(OBJECTIVE)
From the entries below, please gather each line containing the string "vocabulary".

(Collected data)
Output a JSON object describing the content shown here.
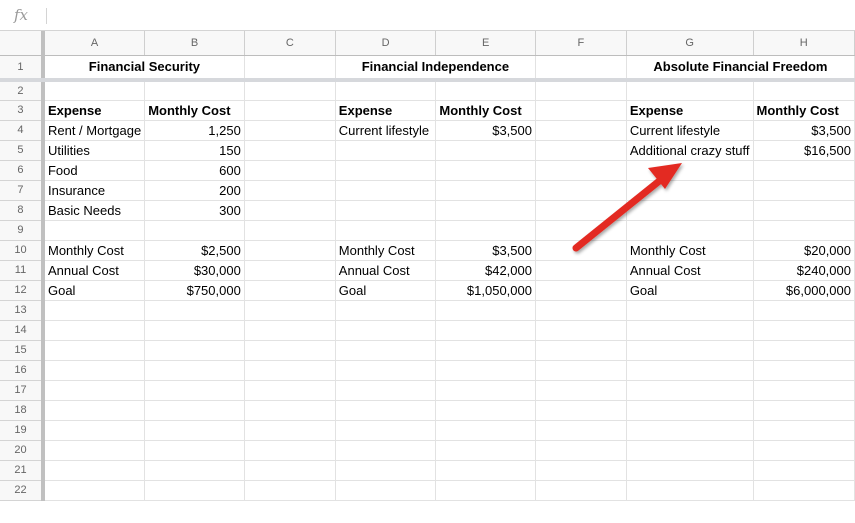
{
  "formula_bar": {
    "fx_label": "fx",
    "value": ""
  },
  "columns": [
    "A",
    "B",
    "C",
    "D",
    "E",
    "F",
    "G",
    "H"
  ],
  "rows": [
    {
      "n": "1",
      "cells": [
        "",
        "Financial Security",
        "",
        "",
        "Financial Independence",
        "",
        "",
        "Absolute Financial Freedom"
      ]
    },
    {
      "n": "2",
      "cells": [
        "",
        "",
        "",
        "",
        "",
        "",
        "",
        ""
      ]
    },
    {
      "n": "3",
      "cells": [
        "Expense",
        "Monthly Cost",
        "",
        "Expense",
        "Monthly Cost",
        "",
        "Expense",
        "Monthly Cost"
      ]
    },
    {
      "n": "4",
      "cells": [
        "Rent / Mortgage",
        "1,250",
        "",
        "Current lifestyle",
        "$3,500",
        "",
        "Current lifestyle",
        "$3,500"
      ]
    },
    {
      "n": "5",
      "cells": [
        "Utilities",
        "150",
        "",
        "",
        "",
        "",
        "Additional crazy stuff",
        "$16,500"
      ]
    },
    {
      "n": "6",
      "cells": [
        "Food",
        "600",
        "",
        "",
        "",
        "",
        "",
        ""
      ]
    },
    {
      "n": "7",
      "cells": [
        "Insurance",
        "200",
        "",
        "",
        "",
        "",
        "",
        ""
      ]
    },
    {
      "n": "8",
      "cells": [
        "Basic Needs",
        "300",
        "",
        "",
        "",
        "",
        "",
        ""
      ]
    },
    {
      "n": "9",
      "cells": [
        "",
        "",
        "",
        "",
        "",
        "",
        "",
        ""
      ]
    },
    {
      "n": "10",
      "cells": [
        "Monthly Cost",
        "$2,500",
        "",
        "Monthly Cost",
        "$3,500",
        "",
        "Monthly Cost",
        "$20,000"
      ]
    },
    {
      "n": "11",
      "cells": [
        "Annual Cost",
        "$30,000",
        "",
        "Annual Cost",
        "$42,000",
        "",
        "Annual Cost",
        "$240,000"
      ]
    },
    {
      "n": "12",
      "cells": [
        "Goal",
        "$750,000",
        "",
        "Goal",
        "$1,050,000",
        "",
        "Goal",
        "$6,000,000"
      ]
    },
    {
      "n": "13",
      "cells": [
        "",
        "",
        "",
        "",
        "",
        "",
        "",
        ""
      ]
    },
    {
      "n": "14",
      "cells": [
        "",
        "",
        "",
        "",
        "",
        "",
        "",
        ""
      ]
    },
    {
      "n": "15",
      "cells": [
        "",
        "",
        "",
        "",
        "",
        "",
        "",
        ""
      ]
    },
    {
      "n": "16",
      "cells": [
        "",
        "",
        "",
        "",
        "",
        "",
        "",
        ""
      ]
    },
    {
      "n": "17",
      "cells": [
        "",
        "",
        "",
        "",
        "",
        "",
        "",
        ""
      ]
    },
    {
      "n": "18",
      "cells": [
        "",
        "",
        "",
        "",
        "",
        "",
        "",
        ""
      ]
    },
    {
      "n": "19",
      "cells": [
        "",
        "",
        "",
        "",
        "",
        "",
        "",
        ""
      ]
    },
    {
      "n": "20",
      "cells": [
        "",
        "",
        "",
        "",
        "",
        "",
        "",
        ""
      ]
    },
    {
      "n": "21",
      "cells": [
        "",
        "",
        "",
        "",
        "",
        "",
        "",
        ""
      ]
    },
    {
      "n": "22",
      "cells": [
        "",
        "",
        "",
        "",
        "",
        "",
        "",
        ""
      ]
    }
  ],
  "annotation": {
    "arrow_color": "#e32a22"
  }
}
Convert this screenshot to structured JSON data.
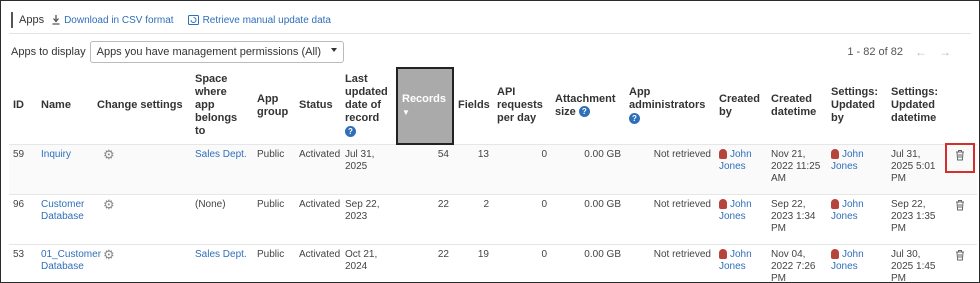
{
  "header": {
    "title": "Apps",
    "csv_link": "Download in CSV format",
    "retrieve_link": "Retrieve manual update data"
  },
  "filter": {
    "label": "Apps to display",
    "selected": "Apps you have management permissions (All)"
  },
  "pager": {
    "text": "1 - 82 of 82"
  },
  "columns": {
    "id": "ID",
    "name": "Name",
    "change_settings": "Change settings",
    "space": "Space where app belongs to",
    "app_group": "App group",
    "status": "Status",
    "last_updated": "Last updated date of record",
    "records": "Records",
    "fields": "Fields",
    "api_requests": "API requests per day",
    "attachment": "Attachment size",
    "app_admins": "App administrators",
    "created_by": "Created by",
    "created_datetime": "Created datetime",
    "settings_updated_by": "Settings: Updated by",
    "settings_updated_datetime": "Settings: Updated datetime"
  },
  "rows": [
    {
      "id": "59",
      "name": "Inquiry",
      "space": "Sales Dept.",
      "group": "Public",
      "status": "Activated",
      "last_updated": "Jul 31, 2025",
      "records": "54",
      "fields": "13",
      "api": "0",
      "attachment": "0.00 GB",
      "admins": "Not retrieved",
      "created_by": "John Jones",
      "created": "Nov 21, 2022 11:25 AM",
      "updated_by": "John Jones",
      "updated": "Jul 31, 2025 5:01 PM"
    },
    {
      "id": "96",
      "name": "Customer Database",
      "space": "(None)",
      "group": "Public",
      "status": "Activated",
      "last_updated": "Sep 22, 2023",
      "records": "22",
      "fields": "2",
      "api": "0",
      "attachment": "0.00 GB",
      "admins": "Not retrieved",
      "created_by": "John Jones",
      "created": "Sep 22, 2023 1:34 PM",
      "updated_by": "John Jones",
      "updated": "Sep 22, 2023 1:35 PM"
    },
    {
      "id": "53",
      "name": "01_Customer Database",
      "space": "Sales Dept.",
      "group": "Public",
      "status": "Activated",
      "last_updated": "Oct 21, 2024",
      "records": "22",
      "fields": "19",
      "api": "0",
      "attachment": "0.00 GB",
      "admins": "Not retrieved",
      "created_by": "John Jones",
      "created": "Nov 04, 2022 7:26 PM",
      "updated_by": "John Jones",
      "updated": "Jul 30, 2025 1:45 PM"
    }
  ]
}
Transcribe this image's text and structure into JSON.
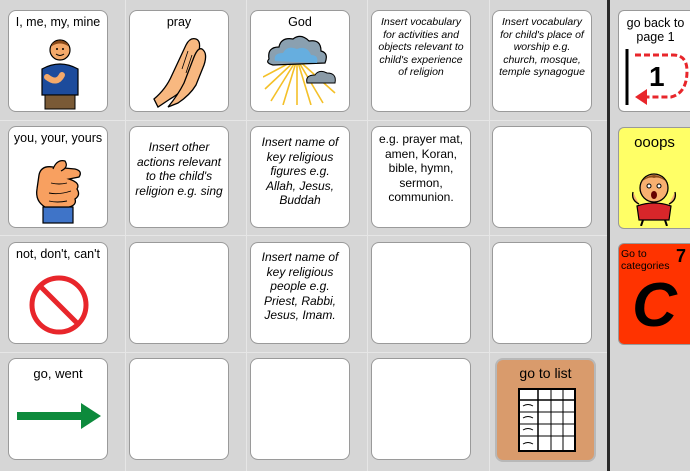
{
  "cells": {
    "me": "I, me, my, mine",
    "pray": "pray",
    "god": "God",
    "vocab_activities": "Insert vocabulary for activities and objects relevant to child's experience of religion",
    "vocab_worship": "Insert vocabulary for child's place of worship e.g. church, mosque, temple synagogue",
    "you": "you, your, yours",
    "other_actions": "Insert other actions relevant to the child's religion e.g. sing",
    "key_figures": "Insert name of key religious figures e.g. Allah, Jesus, Buddah",
    "examples": "e.g. prayer mat, amen, Koran, bible, hymn, sermon, communion.",
    "not": "not, don't, can't",
    "key_people": "Insert name of key religious people e.g. Priest, Rabbi, Jesus, Imam.",
    "go": "go, went",
    "go_list": "go to list"
  },
  "side": {
    "back": "go back to page 1",
    "back_number": "1",
    "ooops": "ooops",
    "categories": "Go to categories",
    "categories_number": "7",
    "categories_letter": "C"
  },
  "colors": {
    "ooops_bg": "#ffff66",
    "categories_bg": "#ff3300",
    "go_list_bg": "#d99b6c",
    "arrow": "#0d8a3c",
    "no_sign": "#e8262b"
  },
  "icons": {
    "me": "person-pointing-self-icon",
    "pray": "praying-hands-icon",
    "god": "cloud-sunrays-icon",
    "you": "pointing-finger-icon",
    "not": "prohibited-icon",
    "go": "green-arrow-icon",
    "go_list": "list-table-icon",
    "back": "return-arrow-icon",
    "ooops": "surprised-face-icon"
  }
}
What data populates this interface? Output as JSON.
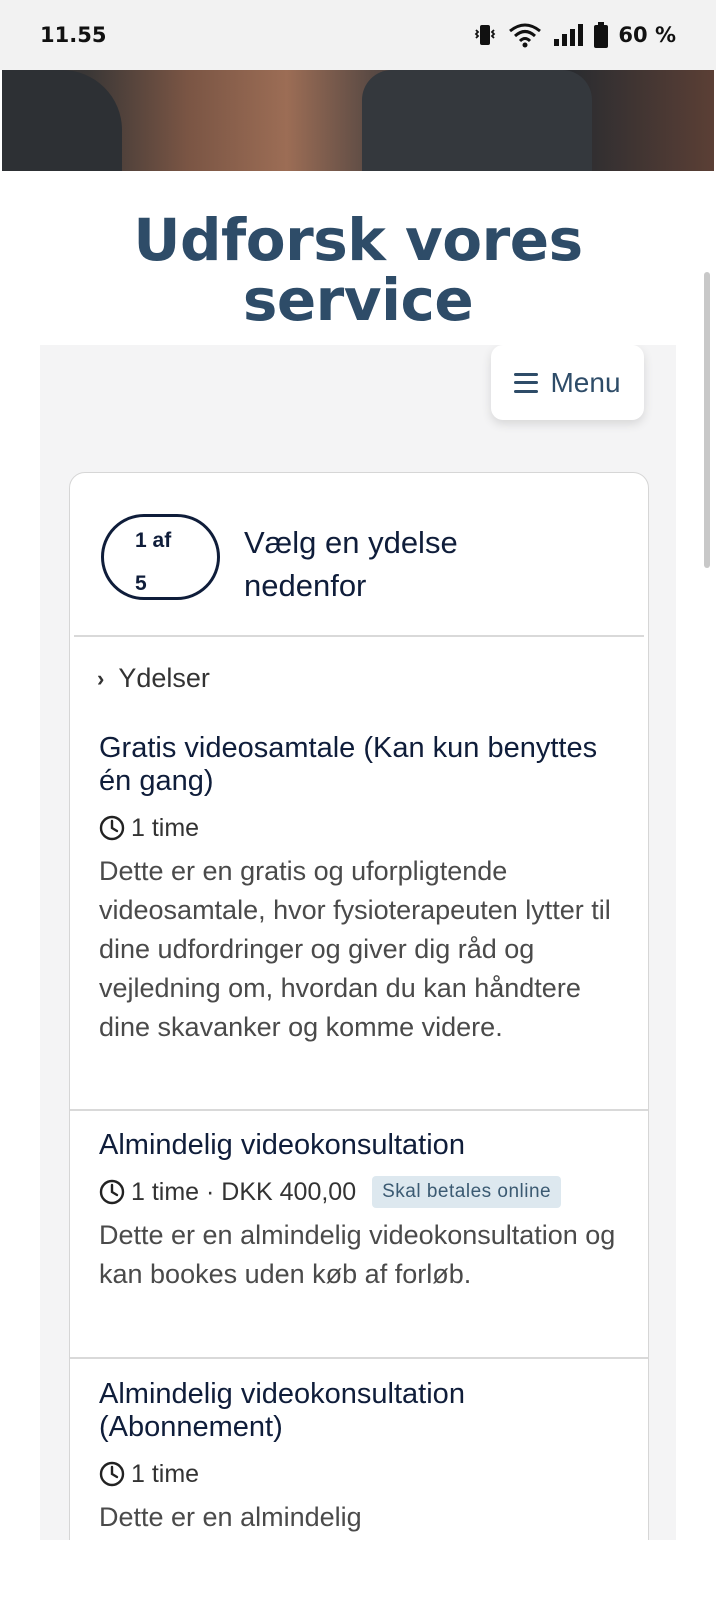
{
  "status_bar": {
    "time": "11.55",
    "battery": "60 %",
    "icons": [
      "vibrate-icon",
      "wifi-icon",
      "signal-icon",
      "battery-icon"
    ]
  },
  "page": {
    "heading_line1": "Udforsk vores",
    "heading_line2": "service"
  },
  "widget": {
    "menu_label": "Menu",
    "step": {
      "label_line1": "1 af",
      "label_line2": "5",
      "title": "Vælg en ydelse nedenfor"
    },
    "breadcrumb": "Ydelser",
    "services": [
      {
        "title": "Gratis videosamtale (Kan kun benyttes én gang)",
        "meta": "1 time",
        "description": "Dette er en gratis og uforpligtende videosamtale, hvor fysioterapeuten lytter til dine udfordringer og giver dig råd og vejledning om, hvordan du kan håndtere dine skavanker og komme videre."
      },
      {
        "title": "Almindelig videokonsultation",
        "meta": "1 time · DKK 400,00",
        "badge": "Skal betales online",
        "description": "Dette er en almindelig videokonsultation og kan bookes uden køb af forløb."
      },
      {
        "title": "Almindelig videokonsultation (Abonnement)",
        "meta": "1 time",
        "description": "Dette er en almindelig"
      }
    ]
  },
  "colors": {
    "heading": "#2e4c68",
    "text_dark": "#0f1d3a",
    "badge_bg": "#dde8ef",
    "panel_bg": "#f4f4f5"
  }
}
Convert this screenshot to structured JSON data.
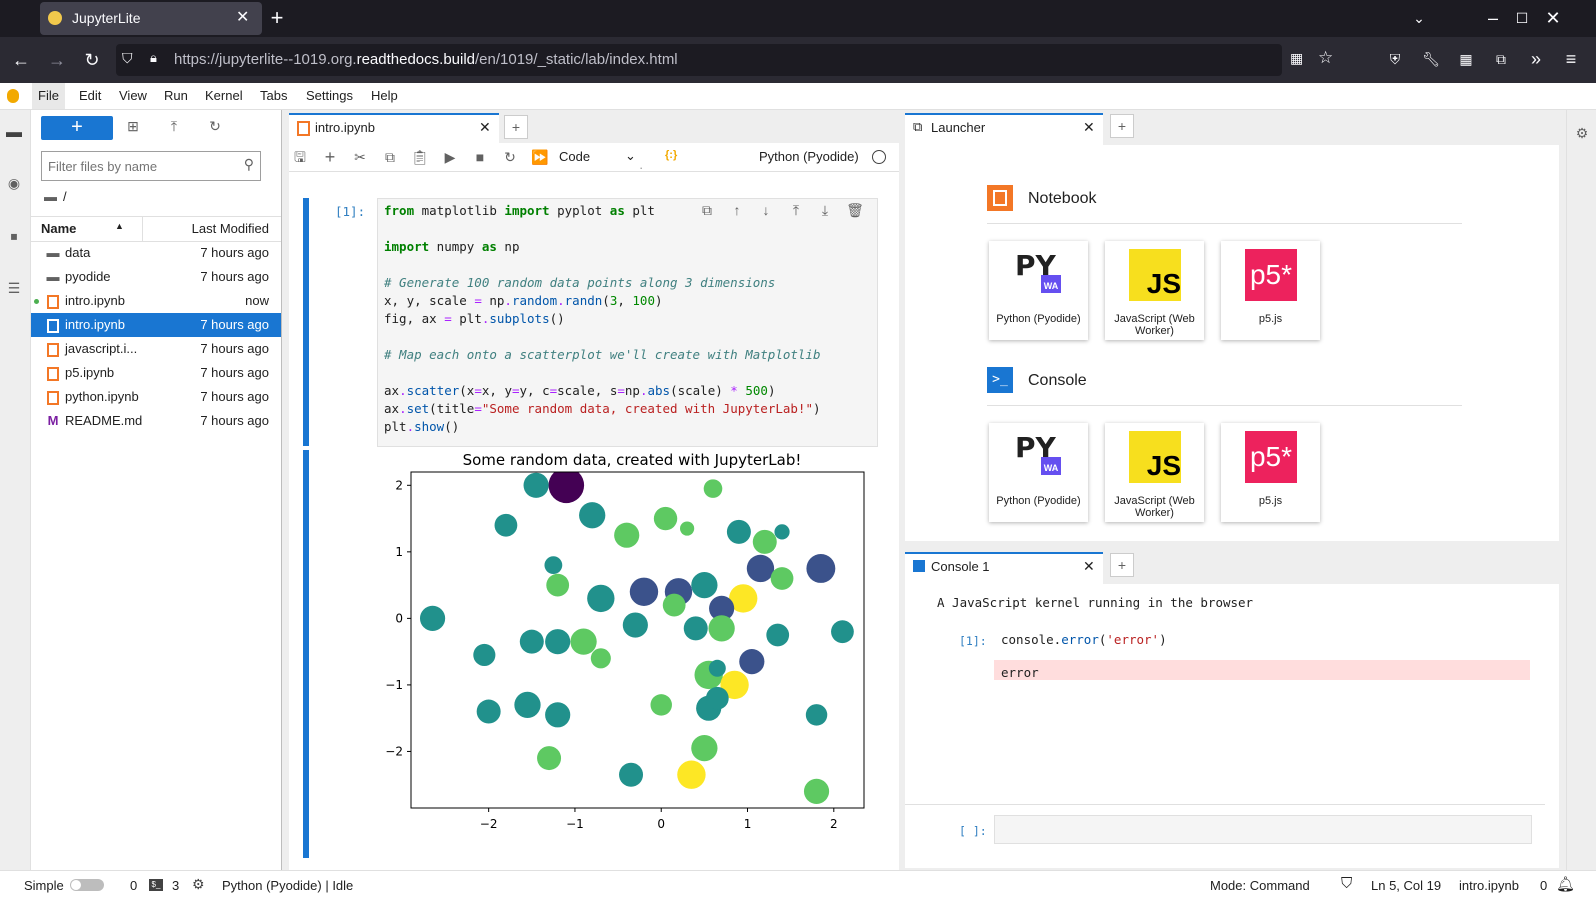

(REPLY TO THE EXERCISE)
    "vocab_activities": "Insert vocabulary for activities and objects relevant to child's experience of religion",
    "vocab_worship": "Insert vocabulary for child's place of worship e.g. church, mosque, temple synagogue",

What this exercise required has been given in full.